* _阅读材料_
******
“我同意刚才唐主任的意见,坚决要求大军过江!我们边疆人民,早就吃够了国民党压迫之苦,就连我这个车里宣慰司议事庭的庭长,也遭到过国民党政府的迫害,坐过国民党的大牢。我们边疆人民早就盼着解放大军打过来,消灭这些‘刮民党’。现在你们打来了,就要求你们打过江去,彻底消灭江南的国民党军队!否则,你们一走,我们边疆人民将继续受国民党统治。所以,我代表西双版纳各族人民,代表宣慰司议事庭,坚决要求大军过江!”
召存信讲到这里,坐在他身边的那些民族头人和群众代表也你一言我一语地起来发言。他们能说的汉语不多,表达的意思就一个:“坚决要求大军过江,消灭蒋残匪,解放边疆各族人民!”
召存信继续讲道:
“吴副师长提出的过江歼敌碰到的几个困难都不难解决:大军同志不懂民族语言,不熟悉江那边情况,这好办,由我和民族自卫队的同志给大家带路,当翻译,供应粮草,保证大家一路畅通;关于过澜沧江没有船,这也好办,我们傣族寨子家家都有竹蓬,可以砍竹子扎竹筏,竹子要多少有多少,到时由我和各村头人带大家去砍!”
听了唐、召两人的发言,吴效闵紧锁的眉头松开了,脸上露出了满意的笑容。在与会同志充分发言之后,他站起来,用宏亮的声音说道:
“同志们!刚才大家的发言对我启发很大,促使我下定了决心。有地方同志的支持和配合,特别是召存信等地方民族同志的支持和配合,我解放大军过江歼敌已不成问题,一定能取得胜利!现在我命令:部队吃过中午饭就向勐罕城子开发,准备渡江!”
八、准备渡江
部队开到了位于澜沧江边的勐罕城子。在几个靠近江边但又比较隐蔽的傣族寨子里,紧张地开始了渡江前的准备工作。
******
* _记录信息_
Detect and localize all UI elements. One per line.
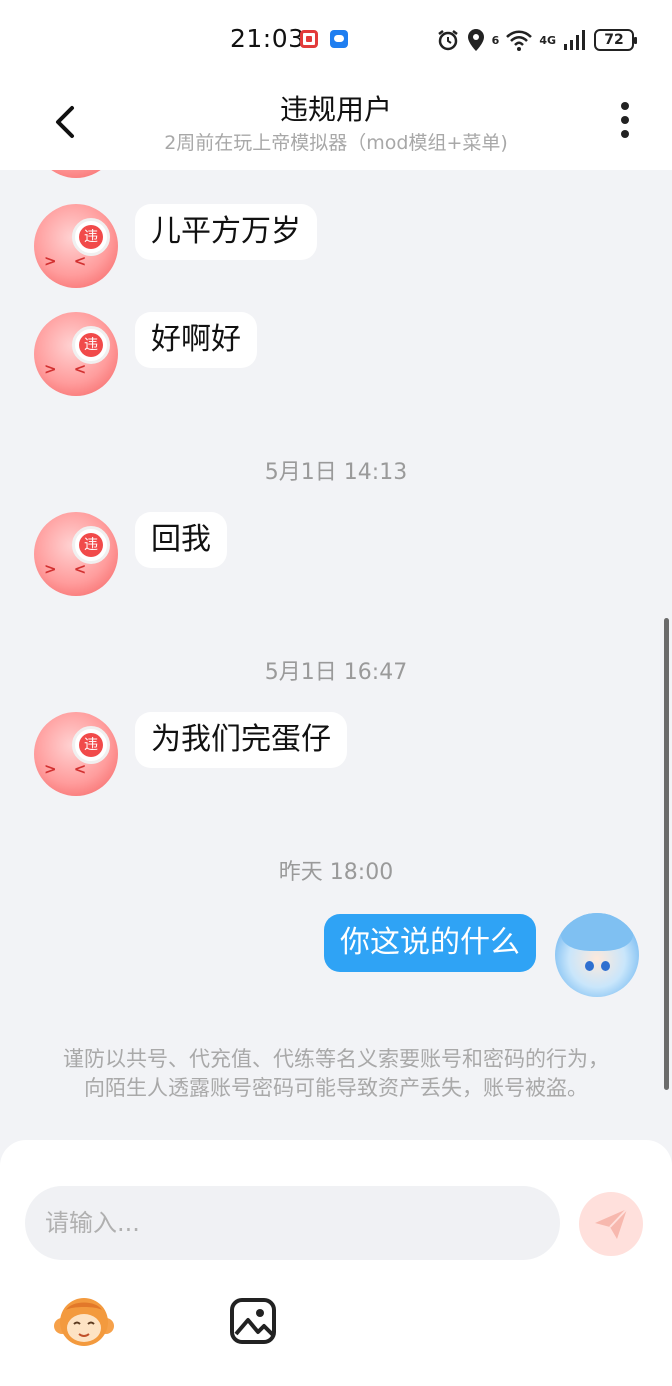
emoji-button[interactable] bbox=[52, 1290, 116, 1354]
image-icon bbox=[230, 1298, 276, 1344]
contact-avatar[interactable]: 违 bbox=[34, 170, 118, 178]
message-bubble-sent[interactable]: 你这说的什么 bbox=[324, 914, 536, 972]
violation-badge: 违 bbox=[72, 726, 110, 764]
send-button[interactable] bbox=[579, 1192, 643, 1256]
violation-badge: 违 bbox=[72, 218, 110, 256]
message-timestamp: 昨天 18:00 bbox=[278, 860, 394, 885]
wifi-icon bbox=[506, 30, 533, 51]
status-icons: 6 4G 72 bbox=[436, 26, 637, 54]
battery-indicator: 72 bbox=[594, 29, 637, 51]
message-bubble-received[interactable]: 回我 bbox=[135, 512, 227, 568]
violation-badge: 违 bbox=[72, 526, 110, 564]
message-bubble-received[interactable]: 儿平方万岁 bbox=[135, 204, 317, 260]
weather-notification-icon bbox=[330, 30, 348, 48]
avatar-face: > < bbox=[44, 252, 93, 270]
send-icon bbox=[595, 1208, 628, 1239]
safety-notice: 谨防以共号、代充值、代练等名义索要账号和密码的行为，向陌生人透露账号密码可能导致… bbox=[63, 1047, 609, 1100]
avatar-face: > < bbox=[44, 560, 93, 578]
message-timestamp: 5月1日 16:47 bbox=[264, 660, 408, 685]
composer bbox=[0, 1140, 672, 1386]
contact-avatar[interactable]: 违 > < bbox=[34, 204, 118, 288]
avatar-face: > < bbox=[44, 760, 93, 778]
page-subtitle: 2周前在玩上帝模拟器（mod模组+菜单) bbox=[164, 132, 508, 154]
violation-badge: 违 bbox=[72, 326, 110, 364]
status-bar: 21:03 6 4G 72 bbox=[0, 0, 672, 78]
message-bubble-received[interactable]: 为我们完蛋仔 bbox=[135, 712, 347, 768]
chat-scrollbar[interactable] bbox=[664, 618, 669, 1090]
network-type-label: 4G bbox=[539, 33, 556, 47]
contact-avatar[interactable]: 违 > < bbox=[34, 712, 118, 796]
message-timestamp: 5月1日 14:13 bbox=[264, 460, 408, 485]
alarm-icon bbox=[437, 30, 458, 51]
contact-avatar[interactable]: 违 > < bbox=[34, 312, 118, 396]
chat-message-list[interactable]: 违 违 > < 儿平方万岁 违 > < 好啊好 5月1日 14:13 违 > <… bbox=[0, 170, 672, 1140]
status-time: 21:03 bbox=[230, 24, 305, 53]
wifi-label: 6 bbox=[491, 33, 500, 47]
monkey-emoji-icon bbox=[54, 1298, 114, 1346]
message-bubble-received[interactable]: 好啊好 bbox=[135, 312, 257, 368]
my-avatar[interactable] bbox=[555, 913, 639, 997]
app-notification-icon bbox=[300, 30, 318, 48]
signal-icon bbox=[564, 30, 585, 50]
more-options-button[interactable] bbox=[610, 98, 640, 146]
location-icon bbox=[467, 29, 484, 51]
contact-avatar[interactable]: 违 > < bbox=[34, 512, 118, 596]
more-vertical-icon bbox=[621, 102, 629, 110]
chat-header: 违规用户 2周前在玩上帝模拟器（mod模组+菜单) bbox=[0, 78, 672, 170]
image-picker-button[interactable] bbox=[228, 1296, 278, 1346]
page-title: 违规用户 bbox=[279, 93, 392, 126]
avatar-face: > < bbox=[44, 360, 93, 378]
message-input[interactable] bbox=[25, 1186, 560, 1260]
******
* _练习题组_
• a. 根据阅读材料，召存信担任什么职务？
• b. 请紧接阅读材料的最后一句，续写这篇关于大军渡澜沧江的文字。

* _各题答案_
• a. 车里宣慰司议事庭的庭长。

• b.
为了摸清江对岸情况,选好渡江地点,吴副师长带着侦察股长王尚勇等几个人来到澜沧江边,钻在隐蔽的树丛中进行观察。只见澜沧江江面宽阔,水深流急,一个接一个的漩涡在不停地滚动;江对岸是浓密的灌木丛和齐腰深的杂草;再往上看便是被敌人占领的傣族村寨——景哈。村寨边布置有敌人的岗哨,敌哨兵时隐时现。
在经过仔细侦察后,师指挥部召开了军事会议,认真研究了渡江的具体方案。
关于渡江的工具,鉴于敌人刚把木船强征过江,我军能征集到的木船很少,所以指挥邢决定。以乘坐竹筏渡江为主。竹筏以班为单位进行扎制,每班扎—个。为了给被派往勐仑方向阻击敌人的两个连部队准备好渡江的竹筏,要求每个连再多扎五个竹筏。
关于渡江的方式,指挥部决定:实行一次性突击过江,即所有部队乘坐竹筏同时行动。为了保证大部队一次性渡江,竹筏一定要扎够,宁可多不可少。
关于渡江的时间,指挥部决定:2月14日凌晨6时,乘天未亮渡江(时值初春,昼短夜长,天亮得晚)。关于渡江的地点则选择在最有利于我军行动的地方。
战斗方案拟定后,大家立即分头行动,狠抓落实。
在召存信等民族自卫队同志的带领下,部队分头深入到各个有竹林的傣族村寨砍竹扎筏。当地傣族群众早就吃够了国民党军队在当地作恶的苦头,对他们恨之入骨,所以解放军要过江去打“刮民党”,二话没说便高高兴兴地带着战士们去自家的竹林里砍竹子。
“啪,啪!”竹林里一阵阵砍伐竹子的声音:
“哗哗!”竹林里一阵阵竹子倒下的声音;
战士们把一棵棵砍好的竹子抬回驻地,在傣族老乡的指导下,扎成了一只只坚固耐用的竹筏,总数达100多只,安放在寨子旁边的树林里,只等渡江的时刻一到,将载着英雄的战士奔向对岸,完成光荣而伟大的历史使命。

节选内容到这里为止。